Aux-pattern usage compiles without inferring an appropriate type

人盡茶涼 提交于 2021-02-04 19:20:27

问题


Consider the following simple example involving Aux-pattern:

sealed trait AdtBase

abstract case class Foo(){
  type T <: AdtBase
}

object Foo{
  type Aux[TT] = Foo { type T = TT }
}

abstract case class Bar(){
  type T <: AdtBase
  val foo: Foo.Aux[T]
}

object Bar {
  type Aux[TT] = Bar { type T = TT }

  def apply[TT <: AdtBase](f: Foo.Aux[TT]): Bar = new Bar() {
    override type T = TT
    override val foo: Foo.Aux[T] = f
  }
}

case class Baz(foo: Foo)

def testBaz(baz: Baz) = Bar(baz.foo) //Compiles fine
def testFoo(foo: Foo) = Bar(foo) //Error: Type mismatch

Scastie

I don't really understand why testBaz compiles. I expected type mismatch as well.


回答1:


It seems there is no deep reason for that.

Extracted entries ▸
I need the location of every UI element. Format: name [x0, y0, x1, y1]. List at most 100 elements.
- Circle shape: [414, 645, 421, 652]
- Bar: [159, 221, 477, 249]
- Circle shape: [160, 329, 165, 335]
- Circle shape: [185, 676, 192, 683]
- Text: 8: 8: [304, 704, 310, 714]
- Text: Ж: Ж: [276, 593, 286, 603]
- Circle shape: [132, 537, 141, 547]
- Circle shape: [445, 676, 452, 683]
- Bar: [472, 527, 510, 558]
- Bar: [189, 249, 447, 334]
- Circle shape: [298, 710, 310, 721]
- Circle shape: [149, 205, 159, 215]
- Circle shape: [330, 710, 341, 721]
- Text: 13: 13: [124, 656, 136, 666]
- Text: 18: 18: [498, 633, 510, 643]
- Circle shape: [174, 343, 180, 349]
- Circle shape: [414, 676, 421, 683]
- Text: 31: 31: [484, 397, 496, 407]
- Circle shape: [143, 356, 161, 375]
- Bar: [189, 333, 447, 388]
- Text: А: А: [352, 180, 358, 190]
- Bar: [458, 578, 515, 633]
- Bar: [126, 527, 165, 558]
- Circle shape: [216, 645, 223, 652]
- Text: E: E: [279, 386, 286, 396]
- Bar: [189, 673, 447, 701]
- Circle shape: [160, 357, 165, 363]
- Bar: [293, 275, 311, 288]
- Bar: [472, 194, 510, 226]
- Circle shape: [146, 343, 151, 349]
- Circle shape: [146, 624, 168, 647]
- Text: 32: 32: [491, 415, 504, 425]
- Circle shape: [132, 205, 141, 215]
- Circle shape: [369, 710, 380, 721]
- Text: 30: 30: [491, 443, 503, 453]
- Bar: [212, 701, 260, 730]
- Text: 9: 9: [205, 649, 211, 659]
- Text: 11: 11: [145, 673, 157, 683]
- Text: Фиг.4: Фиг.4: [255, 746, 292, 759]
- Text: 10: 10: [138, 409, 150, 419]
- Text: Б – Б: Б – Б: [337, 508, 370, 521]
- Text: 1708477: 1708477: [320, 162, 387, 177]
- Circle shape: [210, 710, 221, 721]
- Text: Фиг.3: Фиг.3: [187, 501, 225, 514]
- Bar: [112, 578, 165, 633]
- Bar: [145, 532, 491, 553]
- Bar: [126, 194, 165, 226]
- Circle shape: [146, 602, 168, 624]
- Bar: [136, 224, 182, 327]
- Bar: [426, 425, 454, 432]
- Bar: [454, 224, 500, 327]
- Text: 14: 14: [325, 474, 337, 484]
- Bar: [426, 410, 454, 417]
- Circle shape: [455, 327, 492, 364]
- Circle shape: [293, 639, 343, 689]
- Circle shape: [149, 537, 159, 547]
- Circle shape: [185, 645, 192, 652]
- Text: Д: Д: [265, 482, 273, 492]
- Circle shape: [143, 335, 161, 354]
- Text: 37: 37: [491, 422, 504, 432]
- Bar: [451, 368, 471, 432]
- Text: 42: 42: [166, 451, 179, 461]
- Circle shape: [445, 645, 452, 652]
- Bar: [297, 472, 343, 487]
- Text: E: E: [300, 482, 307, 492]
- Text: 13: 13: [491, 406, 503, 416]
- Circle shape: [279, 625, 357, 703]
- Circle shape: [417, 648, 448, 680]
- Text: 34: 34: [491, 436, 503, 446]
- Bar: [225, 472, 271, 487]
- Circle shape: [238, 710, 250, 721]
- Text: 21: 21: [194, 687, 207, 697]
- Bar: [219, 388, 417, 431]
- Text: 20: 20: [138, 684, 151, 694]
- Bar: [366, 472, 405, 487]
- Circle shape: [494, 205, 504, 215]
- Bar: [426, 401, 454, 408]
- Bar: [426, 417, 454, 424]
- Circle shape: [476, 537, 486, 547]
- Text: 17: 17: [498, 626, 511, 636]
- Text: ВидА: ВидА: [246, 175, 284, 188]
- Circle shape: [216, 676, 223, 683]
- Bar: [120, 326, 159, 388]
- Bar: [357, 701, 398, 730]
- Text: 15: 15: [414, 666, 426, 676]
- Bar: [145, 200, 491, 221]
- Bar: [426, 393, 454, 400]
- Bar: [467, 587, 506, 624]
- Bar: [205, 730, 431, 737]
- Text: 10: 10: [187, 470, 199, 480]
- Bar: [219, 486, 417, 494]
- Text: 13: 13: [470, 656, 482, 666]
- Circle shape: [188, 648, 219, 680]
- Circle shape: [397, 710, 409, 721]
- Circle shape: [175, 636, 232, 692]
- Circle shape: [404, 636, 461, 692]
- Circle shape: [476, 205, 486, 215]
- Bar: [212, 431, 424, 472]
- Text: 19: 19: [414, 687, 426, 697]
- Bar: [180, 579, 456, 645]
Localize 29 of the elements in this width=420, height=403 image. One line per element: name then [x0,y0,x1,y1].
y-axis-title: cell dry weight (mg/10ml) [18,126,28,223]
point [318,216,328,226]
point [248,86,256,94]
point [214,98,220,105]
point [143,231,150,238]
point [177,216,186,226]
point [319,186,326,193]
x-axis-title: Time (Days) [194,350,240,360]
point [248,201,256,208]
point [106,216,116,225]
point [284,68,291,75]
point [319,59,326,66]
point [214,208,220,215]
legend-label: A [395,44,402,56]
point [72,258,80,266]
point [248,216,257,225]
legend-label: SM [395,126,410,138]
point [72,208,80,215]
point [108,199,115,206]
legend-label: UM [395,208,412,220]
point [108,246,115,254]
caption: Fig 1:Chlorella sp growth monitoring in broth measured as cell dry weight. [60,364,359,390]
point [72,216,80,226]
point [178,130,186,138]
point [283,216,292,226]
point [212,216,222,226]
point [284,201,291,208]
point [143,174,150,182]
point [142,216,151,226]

Brief A ▸
Answer these from the Aux-pattern question:
(i) What upper bound does class Foo give its type member T?
(ii) Which method carries the comment "Compiles fine"?
(iii) How does the first reply open its account of the behavior?
Brief B ▸
In the Aux-pattern question, why did the asker expect testBaz to fail to compile?
The rows play no part in this work.

Exercise answer A ▸
(i) AdtBase
(ii) testBaz
(iii) It says there seems to be no deep reason for it.

Exercise answer B ▸
testFoo passes a value of type Foo to Bar and gets a type mismatch error. testBaz also passes a Foo, since case class Baz declares its field as foo: Foo. The asker therefore expected testBaz to give the same error.